* **Passage shown**:
☆ ☆ ☆ ☆
Conway said that the gender-affirming care benefits will be more inclusive and meaningful for LGBTQ+ Coloradans.
Those services can include:
- cheek, nose and chin implants
- lip augmentation
- jawline angle creation or augmentation
- laser electrolysis and hair removal
As to the cost, Polis said he had to be convinced that savings would exceed the cost of those benefits. Opioid dependency is a key area in behavioral health where there is an imperative to reduce costs. That includes the human cost as well as financial, he said, such as lost earnings, losing jobs and income, tearing families apart and even homelessness. Preventing that, by offering alternatives to pain management and recovery, absolutely saves money on health care, he said.
State Rep. Brianna Titone, D-Arvada, Colorado's first transgender lawmaker, was among the sponsors on the annual mental health exam law. She said in a statement Tuesday that “Every person deserves access to the full range of health services they need, and I’m proud that Colorado is leading the way to cover comprehensive care for LGBTQ+ people in our state. For too long, too many transgender and nonbinary people have struggled to access the health care they need, despite having health insurance. These services are critical for the health and safety of LGBTQ+ communities and will provide more Coloradans with the agency they need to affirm their identities.”
Polis has gone back and forth about his views on insurance mandates. He vetoed a mandate bill in 2020, warning lawmakers to stop sending him bills that could increase health insurance premiums at a time when his administration was committed to lowering the cost of health insurance. But he's since signed several more insurance mandates into law.
The addition of the new benefits has been in the works since January, although the gender-affirming care was not discussed by the General Assembly as a possible new insurance mandate.
☆ ☆ ☆ ☆
* **Recorded data**:

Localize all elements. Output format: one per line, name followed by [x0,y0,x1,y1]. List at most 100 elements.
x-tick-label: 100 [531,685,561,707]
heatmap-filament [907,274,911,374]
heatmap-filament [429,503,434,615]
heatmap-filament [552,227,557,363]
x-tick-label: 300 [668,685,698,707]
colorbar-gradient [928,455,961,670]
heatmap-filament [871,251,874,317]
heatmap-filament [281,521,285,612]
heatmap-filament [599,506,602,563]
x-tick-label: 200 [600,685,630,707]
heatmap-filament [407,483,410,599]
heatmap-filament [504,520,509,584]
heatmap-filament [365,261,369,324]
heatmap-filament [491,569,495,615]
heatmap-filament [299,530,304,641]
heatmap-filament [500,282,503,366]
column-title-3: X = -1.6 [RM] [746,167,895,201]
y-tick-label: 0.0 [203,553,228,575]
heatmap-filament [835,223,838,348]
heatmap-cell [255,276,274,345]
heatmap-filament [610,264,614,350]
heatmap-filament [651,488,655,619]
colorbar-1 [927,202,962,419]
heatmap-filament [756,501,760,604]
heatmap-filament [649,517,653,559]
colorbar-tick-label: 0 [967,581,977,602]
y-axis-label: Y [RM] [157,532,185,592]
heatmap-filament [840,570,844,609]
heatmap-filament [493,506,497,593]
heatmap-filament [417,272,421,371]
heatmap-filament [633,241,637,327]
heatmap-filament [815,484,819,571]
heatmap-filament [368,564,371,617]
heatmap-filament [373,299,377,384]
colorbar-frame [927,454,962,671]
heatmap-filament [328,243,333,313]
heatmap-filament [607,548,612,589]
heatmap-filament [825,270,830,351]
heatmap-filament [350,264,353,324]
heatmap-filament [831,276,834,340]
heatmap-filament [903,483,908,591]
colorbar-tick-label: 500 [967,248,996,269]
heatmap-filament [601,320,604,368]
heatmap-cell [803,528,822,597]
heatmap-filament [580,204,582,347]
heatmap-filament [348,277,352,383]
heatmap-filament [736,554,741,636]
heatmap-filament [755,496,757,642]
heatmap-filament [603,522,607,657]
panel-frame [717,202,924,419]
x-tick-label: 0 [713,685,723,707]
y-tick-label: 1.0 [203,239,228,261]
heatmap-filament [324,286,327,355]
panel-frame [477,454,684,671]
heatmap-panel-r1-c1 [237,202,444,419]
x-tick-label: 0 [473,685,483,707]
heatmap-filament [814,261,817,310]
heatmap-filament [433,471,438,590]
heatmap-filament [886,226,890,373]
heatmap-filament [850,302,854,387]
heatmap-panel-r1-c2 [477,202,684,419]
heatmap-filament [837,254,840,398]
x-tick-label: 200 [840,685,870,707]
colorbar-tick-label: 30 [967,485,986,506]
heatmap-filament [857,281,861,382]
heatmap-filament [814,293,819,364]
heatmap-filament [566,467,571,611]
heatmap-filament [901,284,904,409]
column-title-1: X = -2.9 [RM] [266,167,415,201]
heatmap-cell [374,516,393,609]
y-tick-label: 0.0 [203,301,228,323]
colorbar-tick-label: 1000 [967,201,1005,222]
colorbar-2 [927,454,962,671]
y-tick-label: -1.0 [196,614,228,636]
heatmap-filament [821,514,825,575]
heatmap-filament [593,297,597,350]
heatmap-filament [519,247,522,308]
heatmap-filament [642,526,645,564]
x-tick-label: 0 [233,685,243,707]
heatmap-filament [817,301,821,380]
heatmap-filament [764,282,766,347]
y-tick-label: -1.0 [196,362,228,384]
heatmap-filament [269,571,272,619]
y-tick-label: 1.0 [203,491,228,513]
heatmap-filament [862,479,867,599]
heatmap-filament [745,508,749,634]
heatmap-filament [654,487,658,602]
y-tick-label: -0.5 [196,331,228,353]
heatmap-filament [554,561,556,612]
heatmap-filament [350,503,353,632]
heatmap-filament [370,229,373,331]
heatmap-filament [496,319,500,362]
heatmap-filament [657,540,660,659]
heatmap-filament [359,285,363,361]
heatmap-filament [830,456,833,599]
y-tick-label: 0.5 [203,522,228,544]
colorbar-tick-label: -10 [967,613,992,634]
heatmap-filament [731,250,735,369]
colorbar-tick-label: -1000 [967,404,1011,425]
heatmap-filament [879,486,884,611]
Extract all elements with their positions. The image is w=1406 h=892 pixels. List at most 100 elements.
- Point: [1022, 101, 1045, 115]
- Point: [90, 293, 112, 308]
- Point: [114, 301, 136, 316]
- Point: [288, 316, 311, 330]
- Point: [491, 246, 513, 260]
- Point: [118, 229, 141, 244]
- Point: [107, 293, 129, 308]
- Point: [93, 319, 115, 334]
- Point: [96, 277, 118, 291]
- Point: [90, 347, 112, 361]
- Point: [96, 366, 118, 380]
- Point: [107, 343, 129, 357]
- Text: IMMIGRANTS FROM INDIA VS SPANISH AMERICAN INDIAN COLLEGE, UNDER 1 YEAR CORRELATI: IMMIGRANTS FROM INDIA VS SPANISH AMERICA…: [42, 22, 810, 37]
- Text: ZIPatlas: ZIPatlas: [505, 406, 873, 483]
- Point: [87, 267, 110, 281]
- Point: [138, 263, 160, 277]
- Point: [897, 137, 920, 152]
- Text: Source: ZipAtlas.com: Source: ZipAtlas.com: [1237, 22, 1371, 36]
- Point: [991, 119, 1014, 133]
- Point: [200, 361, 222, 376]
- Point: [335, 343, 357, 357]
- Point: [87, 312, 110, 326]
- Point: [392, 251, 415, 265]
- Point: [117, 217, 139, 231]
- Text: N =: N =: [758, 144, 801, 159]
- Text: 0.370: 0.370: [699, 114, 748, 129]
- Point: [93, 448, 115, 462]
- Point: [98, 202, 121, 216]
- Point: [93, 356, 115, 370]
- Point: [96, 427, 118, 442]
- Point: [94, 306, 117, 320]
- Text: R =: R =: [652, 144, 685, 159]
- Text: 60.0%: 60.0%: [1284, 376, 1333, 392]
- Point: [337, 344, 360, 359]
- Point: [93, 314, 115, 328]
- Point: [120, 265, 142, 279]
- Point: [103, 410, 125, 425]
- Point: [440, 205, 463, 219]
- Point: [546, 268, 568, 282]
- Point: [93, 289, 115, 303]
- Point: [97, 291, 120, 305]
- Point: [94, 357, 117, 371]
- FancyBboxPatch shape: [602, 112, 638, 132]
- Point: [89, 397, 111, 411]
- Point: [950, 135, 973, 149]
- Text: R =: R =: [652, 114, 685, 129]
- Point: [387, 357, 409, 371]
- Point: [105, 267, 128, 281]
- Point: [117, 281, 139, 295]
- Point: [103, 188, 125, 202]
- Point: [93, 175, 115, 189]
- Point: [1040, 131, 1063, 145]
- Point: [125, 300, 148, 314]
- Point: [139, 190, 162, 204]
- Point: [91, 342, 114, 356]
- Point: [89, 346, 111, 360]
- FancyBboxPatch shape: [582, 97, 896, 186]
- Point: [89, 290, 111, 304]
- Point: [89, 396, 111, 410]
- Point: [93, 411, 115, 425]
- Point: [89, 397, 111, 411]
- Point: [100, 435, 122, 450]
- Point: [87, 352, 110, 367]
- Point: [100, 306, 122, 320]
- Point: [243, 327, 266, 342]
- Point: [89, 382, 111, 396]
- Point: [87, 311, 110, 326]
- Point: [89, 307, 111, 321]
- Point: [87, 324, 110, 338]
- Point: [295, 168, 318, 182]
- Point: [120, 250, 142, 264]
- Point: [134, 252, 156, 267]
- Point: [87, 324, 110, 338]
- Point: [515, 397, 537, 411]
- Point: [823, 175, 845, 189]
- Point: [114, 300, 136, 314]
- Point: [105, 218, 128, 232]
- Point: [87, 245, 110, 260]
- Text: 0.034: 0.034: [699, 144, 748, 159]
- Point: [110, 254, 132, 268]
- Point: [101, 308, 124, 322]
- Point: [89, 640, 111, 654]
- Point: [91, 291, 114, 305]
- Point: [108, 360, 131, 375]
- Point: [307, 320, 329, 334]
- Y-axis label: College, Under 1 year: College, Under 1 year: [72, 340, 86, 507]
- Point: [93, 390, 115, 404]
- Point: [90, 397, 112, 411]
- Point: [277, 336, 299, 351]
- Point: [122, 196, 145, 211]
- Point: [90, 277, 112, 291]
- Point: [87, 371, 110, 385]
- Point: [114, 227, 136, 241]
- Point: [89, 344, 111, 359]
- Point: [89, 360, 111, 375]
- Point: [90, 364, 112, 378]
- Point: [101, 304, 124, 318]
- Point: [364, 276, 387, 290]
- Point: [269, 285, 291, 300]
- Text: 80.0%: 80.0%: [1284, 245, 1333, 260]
☆ ☆ ☆ ☆
* **What you will do**:
Write the next part of the article on Colorado's new health insurance benefits, picking up after its last paragraph.

* **Task output**:
In a statement to Colorado Politics, the Colorado Association of Health Plans said they fully support "ensuring that all Coloradans have access to high quality, affordable care. However, additional benefits come with additional costs that by law must be reflected in the price of premiums. CAHP estimates that the new 2023 benchmark plan benefits, in addition to the bills passed by the General Assembly in 2021, will cost Coloradans 1% to 1.5% more for their premiums annually. This does not save people money on health care and will make meeting premium reduction targets for the Colorado Option even more unlikely."
CAHP made that same point to Conway in an April letter.
"CAHP would like to note that there is variation between Colorado’s individual and small group ACA carriers’ estimates and Wakely’s (the actuarial firm used by the state) estimates," CAHP wrote. "These differences raise concerns for CAHP that the proposed EHB Benchmark Plan is not equal to a typical employer plan and exceeds the generosity of the most generous among a set of comparison plans discussed in the Wakely report."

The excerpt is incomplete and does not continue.